> _TRECHO PARA ANÁLISE_
• • • • • • •

Pathos: revista brasileira de práticas públicas e psicopatologia | Page 52

Até que um dia, depois do meu horário de expediente, no caminho para o metrô, estiquei o olhar para ver se eu a encontrava, e reparei uma movimentação de umas pessoas em volta da cadeira dela, resolvi ir até lá para ver o que estava acontecendo, quando eu cheguei no local, Rosa estava suando, gemendo, e com fezes em sua roupa.

- Rosa!

- Você conhece ela? Os munícipes me perguntaram.

- Sim, eu a conheço...

Olhei para Rosa e pouco encontrei dela naquele olhar, corri para pegar água, guardanapo, enquanto o SAMU não chegava, nesse meio tempo liguei para o meu supervisor para avisar o que estava acontecendo, e ele me disse que o meu horário de trabalho já tinha terminado, e que eu estava livre para decidir se eu acompanharia ou não.

• • • • • • •

> _EXTRATOS DE DADOS_
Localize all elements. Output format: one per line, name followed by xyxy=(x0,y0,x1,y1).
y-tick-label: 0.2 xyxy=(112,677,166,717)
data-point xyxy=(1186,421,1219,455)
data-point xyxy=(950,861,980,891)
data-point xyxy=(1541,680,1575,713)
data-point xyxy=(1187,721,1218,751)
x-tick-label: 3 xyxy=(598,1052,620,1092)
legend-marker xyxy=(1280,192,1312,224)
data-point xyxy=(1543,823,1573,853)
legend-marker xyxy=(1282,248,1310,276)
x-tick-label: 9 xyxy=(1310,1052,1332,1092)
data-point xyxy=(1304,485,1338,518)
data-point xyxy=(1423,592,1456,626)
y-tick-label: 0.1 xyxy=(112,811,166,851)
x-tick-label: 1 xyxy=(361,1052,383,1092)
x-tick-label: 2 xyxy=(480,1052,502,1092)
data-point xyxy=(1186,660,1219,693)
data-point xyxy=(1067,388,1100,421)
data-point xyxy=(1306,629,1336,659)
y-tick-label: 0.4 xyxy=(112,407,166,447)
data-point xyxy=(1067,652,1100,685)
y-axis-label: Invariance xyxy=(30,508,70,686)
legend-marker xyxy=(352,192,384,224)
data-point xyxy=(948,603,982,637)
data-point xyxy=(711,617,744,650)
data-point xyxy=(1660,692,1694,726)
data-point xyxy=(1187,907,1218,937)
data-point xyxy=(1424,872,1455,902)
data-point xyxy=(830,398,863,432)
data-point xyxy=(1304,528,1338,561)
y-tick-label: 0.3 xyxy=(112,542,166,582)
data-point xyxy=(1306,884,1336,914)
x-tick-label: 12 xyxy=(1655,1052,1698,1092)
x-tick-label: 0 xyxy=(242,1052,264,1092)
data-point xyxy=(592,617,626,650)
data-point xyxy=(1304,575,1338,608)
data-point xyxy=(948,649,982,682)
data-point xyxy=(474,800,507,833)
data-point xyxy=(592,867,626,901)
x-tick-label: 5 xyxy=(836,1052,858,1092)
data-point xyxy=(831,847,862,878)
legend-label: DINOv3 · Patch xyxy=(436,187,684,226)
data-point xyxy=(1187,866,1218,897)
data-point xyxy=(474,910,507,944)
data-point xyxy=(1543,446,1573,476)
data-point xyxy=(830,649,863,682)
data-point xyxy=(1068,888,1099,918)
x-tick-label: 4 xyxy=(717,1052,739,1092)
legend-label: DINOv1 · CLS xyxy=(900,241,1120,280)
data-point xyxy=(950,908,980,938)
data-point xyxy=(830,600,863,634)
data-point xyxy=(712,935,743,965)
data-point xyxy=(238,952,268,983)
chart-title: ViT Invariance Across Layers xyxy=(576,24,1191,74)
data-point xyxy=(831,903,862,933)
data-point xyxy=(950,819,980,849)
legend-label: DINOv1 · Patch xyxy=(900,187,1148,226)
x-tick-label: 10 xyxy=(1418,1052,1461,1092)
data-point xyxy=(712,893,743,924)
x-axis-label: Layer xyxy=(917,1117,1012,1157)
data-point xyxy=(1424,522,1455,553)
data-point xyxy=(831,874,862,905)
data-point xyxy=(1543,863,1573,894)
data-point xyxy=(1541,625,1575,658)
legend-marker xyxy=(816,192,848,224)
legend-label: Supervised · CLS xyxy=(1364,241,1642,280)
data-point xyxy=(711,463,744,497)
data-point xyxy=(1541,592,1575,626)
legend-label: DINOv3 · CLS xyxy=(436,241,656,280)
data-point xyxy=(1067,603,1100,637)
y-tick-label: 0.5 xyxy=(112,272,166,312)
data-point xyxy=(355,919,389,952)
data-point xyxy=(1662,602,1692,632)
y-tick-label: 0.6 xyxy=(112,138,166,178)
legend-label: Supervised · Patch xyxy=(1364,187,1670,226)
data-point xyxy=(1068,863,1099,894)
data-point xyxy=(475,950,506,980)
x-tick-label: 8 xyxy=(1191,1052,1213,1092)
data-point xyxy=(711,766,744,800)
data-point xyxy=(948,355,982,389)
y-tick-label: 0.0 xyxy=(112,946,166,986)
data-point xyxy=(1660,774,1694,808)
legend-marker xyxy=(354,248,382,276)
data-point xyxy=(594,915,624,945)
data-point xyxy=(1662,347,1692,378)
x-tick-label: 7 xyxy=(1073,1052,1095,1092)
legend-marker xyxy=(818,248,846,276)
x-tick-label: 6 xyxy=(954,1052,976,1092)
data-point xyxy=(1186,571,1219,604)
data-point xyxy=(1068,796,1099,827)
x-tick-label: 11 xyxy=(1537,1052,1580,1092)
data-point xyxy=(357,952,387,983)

• • • • • • •

> _ORDEM DE SERVIÇO_
Responda, com base no trecho para análise:
1. Para onde quem narra seguia quando notou a movimentação em volta da cadeira de Rosa?
2. O que os munícipes perguntaram a quem narra?
3. O que o supervisor disse ao ser avisado do ocorrido?

> _RESULTADO_
1. Para o metrô, depois do horário de expediente.
2. Perguntaram se conhecia Rosa: "Você conhece ela?"
3. Disse que o horário de trabalho já tinha terminado e que quem narra estava livre para decidir se acompanharia ou não.